* Stated exercise
In the material below, the lines containing the word "việc" are required; copy each of them.

* Supplied data
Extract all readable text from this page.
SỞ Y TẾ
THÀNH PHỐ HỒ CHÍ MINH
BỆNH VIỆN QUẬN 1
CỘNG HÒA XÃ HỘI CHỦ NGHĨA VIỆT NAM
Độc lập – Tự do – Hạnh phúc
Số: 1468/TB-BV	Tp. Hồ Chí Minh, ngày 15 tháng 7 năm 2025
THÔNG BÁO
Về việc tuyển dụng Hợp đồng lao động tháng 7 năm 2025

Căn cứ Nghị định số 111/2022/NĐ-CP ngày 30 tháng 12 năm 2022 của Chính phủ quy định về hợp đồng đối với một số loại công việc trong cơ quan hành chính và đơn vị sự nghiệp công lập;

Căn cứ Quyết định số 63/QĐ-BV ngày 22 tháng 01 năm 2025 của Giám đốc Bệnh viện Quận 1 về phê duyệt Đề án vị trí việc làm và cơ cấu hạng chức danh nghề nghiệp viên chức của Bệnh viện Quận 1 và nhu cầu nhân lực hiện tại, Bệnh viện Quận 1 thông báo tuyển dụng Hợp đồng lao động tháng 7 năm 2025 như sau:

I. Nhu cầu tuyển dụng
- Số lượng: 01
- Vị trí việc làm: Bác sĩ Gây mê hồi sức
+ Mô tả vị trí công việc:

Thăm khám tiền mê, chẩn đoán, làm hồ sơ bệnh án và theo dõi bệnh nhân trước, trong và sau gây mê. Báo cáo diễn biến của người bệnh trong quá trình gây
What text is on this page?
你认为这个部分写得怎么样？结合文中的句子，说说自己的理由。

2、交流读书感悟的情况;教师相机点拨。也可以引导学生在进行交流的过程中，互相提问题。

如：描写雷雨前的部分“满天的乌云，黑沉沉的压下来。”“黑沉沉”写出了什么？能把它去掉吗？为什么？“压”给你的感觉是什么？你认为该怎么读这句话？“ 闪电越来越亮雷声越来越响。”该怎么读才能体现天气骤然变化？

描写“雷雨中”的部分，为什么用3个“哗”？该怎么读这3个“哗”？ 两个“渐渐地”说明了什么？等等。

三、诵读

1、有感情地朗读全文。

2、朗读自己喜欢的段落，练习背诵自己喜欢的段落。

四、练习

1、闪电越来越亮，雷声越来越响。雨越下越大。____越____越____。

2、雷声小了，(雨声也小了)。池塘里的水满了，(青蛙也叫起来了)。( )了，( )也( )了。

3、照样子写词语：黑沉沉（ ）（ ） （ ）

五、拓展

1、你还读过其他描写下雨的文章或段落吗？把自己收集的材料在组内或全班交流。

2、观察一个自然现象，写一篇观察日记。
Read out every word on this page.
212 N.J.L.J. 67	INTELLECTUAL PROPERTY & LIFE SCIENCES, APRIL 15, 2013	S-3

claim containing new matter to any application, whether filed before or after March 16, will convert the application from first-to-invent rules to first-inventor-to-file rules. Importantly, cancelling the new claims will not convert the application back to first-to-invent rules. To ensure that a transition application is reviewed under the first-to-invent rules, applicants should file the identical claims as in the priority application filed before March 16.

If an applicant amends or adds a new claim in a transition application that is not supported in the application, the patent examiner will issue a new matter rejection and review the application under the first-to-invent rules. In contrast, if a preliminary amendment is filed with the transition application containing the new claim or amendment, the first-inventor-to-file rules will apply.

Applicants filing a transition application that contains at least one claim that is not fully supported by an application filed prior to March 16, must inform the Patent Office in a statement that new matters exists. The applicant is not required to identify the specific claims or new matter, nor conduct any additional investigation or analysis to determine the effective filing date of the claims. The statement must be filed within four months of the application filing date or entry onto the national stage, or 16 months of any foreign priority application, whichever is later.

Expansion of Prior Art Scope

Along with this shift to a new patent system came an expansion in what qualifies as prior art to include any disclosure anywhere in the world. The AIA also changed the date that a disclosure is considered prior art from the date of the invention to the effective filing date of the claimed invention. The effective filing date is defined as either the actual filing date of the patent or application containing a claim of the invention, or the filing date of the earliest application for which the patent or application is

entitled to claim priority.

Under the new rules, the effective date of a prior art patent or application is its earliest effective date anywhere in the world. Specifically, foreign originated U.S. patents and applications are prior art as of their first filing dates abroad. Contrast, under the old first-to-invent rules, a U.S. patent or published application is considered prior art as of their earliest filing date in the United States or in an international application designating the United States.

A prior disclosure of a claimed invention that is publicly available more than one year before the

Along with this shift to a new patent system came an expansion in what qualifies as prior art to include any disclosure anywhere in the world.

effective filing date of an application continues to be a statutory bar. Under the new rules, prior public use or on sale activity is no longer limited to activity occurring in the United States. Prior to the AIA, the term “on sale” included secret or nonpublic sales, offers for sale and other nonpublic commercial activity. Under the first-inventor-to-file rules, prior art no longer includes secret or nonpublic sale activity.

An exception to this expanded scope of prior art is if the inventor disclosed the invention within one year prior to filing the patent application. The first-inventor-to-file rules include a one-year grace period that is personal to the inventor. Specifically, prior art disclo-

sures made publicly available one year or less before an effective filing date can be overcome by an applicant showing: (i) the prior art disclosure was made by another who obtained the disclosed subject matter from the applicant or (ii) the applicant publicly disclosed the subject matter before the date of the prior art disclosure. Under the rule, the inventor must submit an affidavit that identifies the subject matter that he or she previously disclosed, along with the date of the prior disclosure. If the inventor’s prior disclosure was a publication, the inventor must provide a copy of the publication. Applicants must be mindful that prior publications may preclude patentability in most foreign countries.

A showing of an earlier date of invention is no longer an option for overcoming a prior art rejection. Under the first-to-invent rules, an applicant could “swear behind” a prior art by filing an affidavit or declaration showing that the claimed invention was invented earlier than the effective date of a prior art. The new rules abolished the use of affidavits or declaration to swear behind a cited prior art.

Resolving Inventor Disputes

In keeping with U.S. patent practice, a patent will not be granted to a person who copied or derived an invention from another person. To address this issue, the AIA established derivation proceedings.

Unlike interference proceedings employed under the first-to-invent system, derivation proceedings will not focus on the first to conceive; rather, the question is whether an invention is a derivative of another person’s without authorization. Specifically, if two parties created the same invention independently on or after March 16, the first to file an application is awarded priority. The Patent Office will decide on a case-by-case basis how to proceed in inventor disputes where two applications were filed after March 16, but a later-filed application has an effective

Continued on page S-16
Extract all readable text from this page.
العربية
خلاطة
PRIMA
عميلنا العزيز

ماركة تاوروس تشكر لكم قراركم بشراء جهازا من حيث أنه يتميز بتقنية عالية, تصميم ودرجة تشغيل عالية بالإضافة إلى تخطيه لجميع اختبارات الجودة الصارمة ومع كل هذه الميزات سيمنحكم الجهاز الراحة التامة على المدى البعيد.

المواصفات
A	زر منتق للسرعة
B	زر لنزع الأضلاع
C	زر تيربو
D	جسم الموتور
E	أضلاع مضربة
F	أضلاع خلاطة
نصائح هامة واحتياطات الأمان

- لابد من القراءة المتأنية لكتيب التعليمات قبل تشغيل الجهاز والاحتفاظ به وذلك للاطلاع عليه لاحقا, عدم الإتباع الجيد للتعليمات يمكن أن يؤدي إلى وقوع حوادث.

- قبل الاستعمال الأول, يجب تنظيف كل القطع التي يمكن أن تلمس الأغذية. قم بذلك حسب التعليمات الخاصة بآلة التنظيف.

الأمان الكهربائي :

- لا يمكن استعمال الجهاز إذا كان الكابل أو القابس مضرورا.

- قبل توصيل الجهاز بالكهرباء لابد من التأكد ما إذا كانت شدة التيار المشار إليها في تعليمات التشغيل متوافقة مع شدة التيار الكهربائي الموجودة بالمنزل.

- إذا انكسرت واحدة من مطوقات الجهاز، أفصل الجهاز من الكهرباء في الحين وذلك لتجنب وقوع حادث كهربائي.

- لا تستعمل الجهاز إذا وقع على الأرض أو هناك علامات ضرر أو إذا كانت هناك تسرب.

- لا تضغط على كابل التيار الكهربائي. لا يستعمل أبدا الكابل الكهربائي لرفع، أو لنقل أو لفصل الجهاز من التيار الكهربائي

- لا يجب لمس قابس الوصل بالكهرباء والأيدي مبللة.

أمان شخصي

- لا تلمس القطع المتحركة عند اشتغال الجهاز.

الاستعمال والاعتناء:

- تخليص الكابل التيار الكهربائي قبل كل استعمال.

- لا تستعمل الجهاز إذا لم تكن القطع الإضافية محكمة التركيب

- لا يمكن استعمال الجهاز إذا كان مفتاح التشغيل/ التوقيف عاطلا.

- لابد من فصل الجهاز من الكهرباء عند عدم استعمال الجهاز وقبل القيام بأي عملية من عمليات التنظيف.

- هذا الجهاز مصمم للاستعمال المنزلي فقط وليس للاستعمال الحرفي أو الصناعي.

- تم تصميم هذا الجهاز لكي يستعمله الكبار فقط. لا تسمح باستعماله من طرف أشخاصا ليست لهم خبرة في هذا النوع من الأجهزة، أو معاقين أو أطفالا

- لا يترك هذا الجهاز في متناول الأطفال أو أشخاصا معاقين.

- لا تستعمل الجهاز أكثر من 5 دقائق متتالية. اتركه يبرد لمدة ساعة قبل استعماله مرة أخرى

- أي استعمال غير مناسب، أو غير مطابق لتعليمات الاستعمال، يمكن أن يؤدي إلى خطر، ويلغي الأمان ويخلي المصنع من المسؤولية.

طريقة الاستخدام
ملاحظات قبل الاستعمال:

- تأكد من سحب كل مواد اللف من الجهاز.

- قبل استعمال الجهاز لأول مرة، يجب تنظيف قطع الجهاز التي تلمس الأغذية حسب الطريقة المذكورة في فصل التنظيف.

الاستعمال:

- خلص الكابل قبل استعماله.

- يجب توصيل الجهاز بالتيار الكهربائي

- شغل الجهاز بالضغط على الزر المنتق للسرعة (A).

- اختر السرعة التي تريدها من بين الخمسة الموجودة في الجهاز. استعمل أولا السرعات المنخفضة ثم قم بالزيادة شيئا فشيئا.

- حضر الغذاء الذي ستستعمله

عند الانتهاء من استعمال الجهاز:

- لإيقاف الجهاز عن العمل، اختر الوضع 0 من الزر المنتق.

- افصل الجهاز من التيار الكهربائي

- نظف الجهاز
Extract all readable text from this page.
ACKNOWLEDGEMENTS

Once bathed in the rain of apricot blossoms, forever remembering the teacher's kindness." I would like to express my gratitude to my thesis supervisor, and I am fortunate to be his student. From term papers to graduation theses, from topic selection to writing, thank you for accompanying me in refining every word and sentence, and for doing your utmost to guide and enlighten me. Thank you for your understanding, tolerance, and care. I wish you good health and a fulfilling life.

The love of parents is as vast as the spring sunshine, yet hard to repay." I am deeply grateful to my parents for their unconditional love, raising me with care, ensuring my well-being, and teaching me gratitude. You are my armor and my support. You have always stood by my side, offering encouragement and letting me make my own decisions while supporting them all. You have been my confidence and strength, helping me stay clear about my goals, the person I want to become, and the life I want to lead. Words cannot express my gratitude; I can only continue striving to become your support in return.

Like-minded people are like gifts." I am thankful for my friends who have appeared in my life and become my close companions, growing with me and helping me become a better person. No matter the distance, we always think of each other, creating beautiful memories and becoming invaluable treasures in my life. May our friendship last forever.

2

* Task result
Về việc tuyển dụng Hợp đồng lao động tháng 7 năm 2025
Căn cứ Nghị định số 111/2022/NĐ-CP ngày 30 tháng 12 năm 2022 của Chính phủ quy định về hợp đồng đối với một số loại công việc trong cơ quan hành chính và đơn vị sự nghiệp công lập;
Căn cứ Quyết định số 63/QĐ-BV ngày 22 tháng 01 năm 2025 của Giám đốc Bệnh viện Quận 1 về phê duyệt Đề án vị trí việc làm và cơ cấu hạng chức danh nghề nghiệp viên chức của Bệnh viện Quận 1 và nhu cầu nhân lực hiện tại, Bệnh viện Quận 1 thông báo tuyển dụng Hợp đồng lao động tháng 7 năm 2025 như sau:
- Vị trí việc làm: Bác sĩ Gây mê hồi sức
+ Mô tả vị trí công việc:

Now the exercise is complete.